====== Information given

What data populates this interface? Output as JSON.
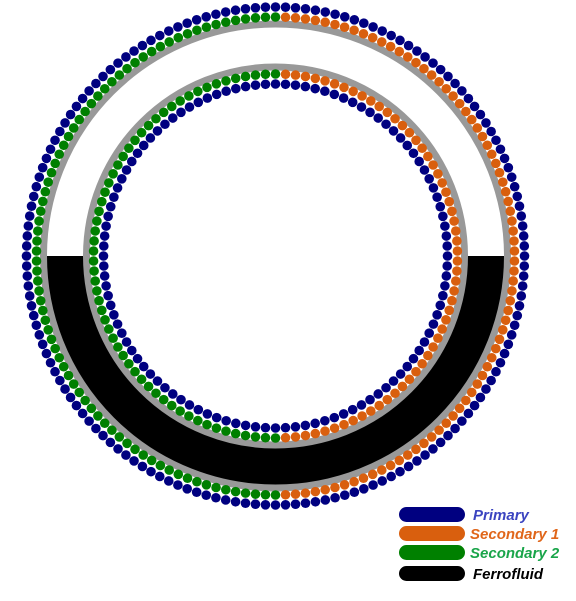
{
  "legend": [
    {
      "label": "Primary"
    },
    {
      "label": "Secondary 1"
    },
    {
      "label": "Secondary 2"
    },
    {
      "label": "Ferrofluid"
    }
  ]
}
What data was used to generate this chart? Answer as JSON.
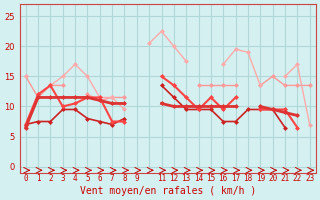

============

- [Required work]: Write out the data precisely as given, excluding the pictures.

- [Written solution]:
What data populates this interface? Output as JSON.
{
  "legend": [
    {
      "label": "Primary"
    },
    {
      "label": "Secondary 1"
    },
    {
      "label": "Secondary 2"
    },
    {
      "label": "Ferrofluid"
    }
  ]
}
What data was used to generate this chart? Answer as JSON.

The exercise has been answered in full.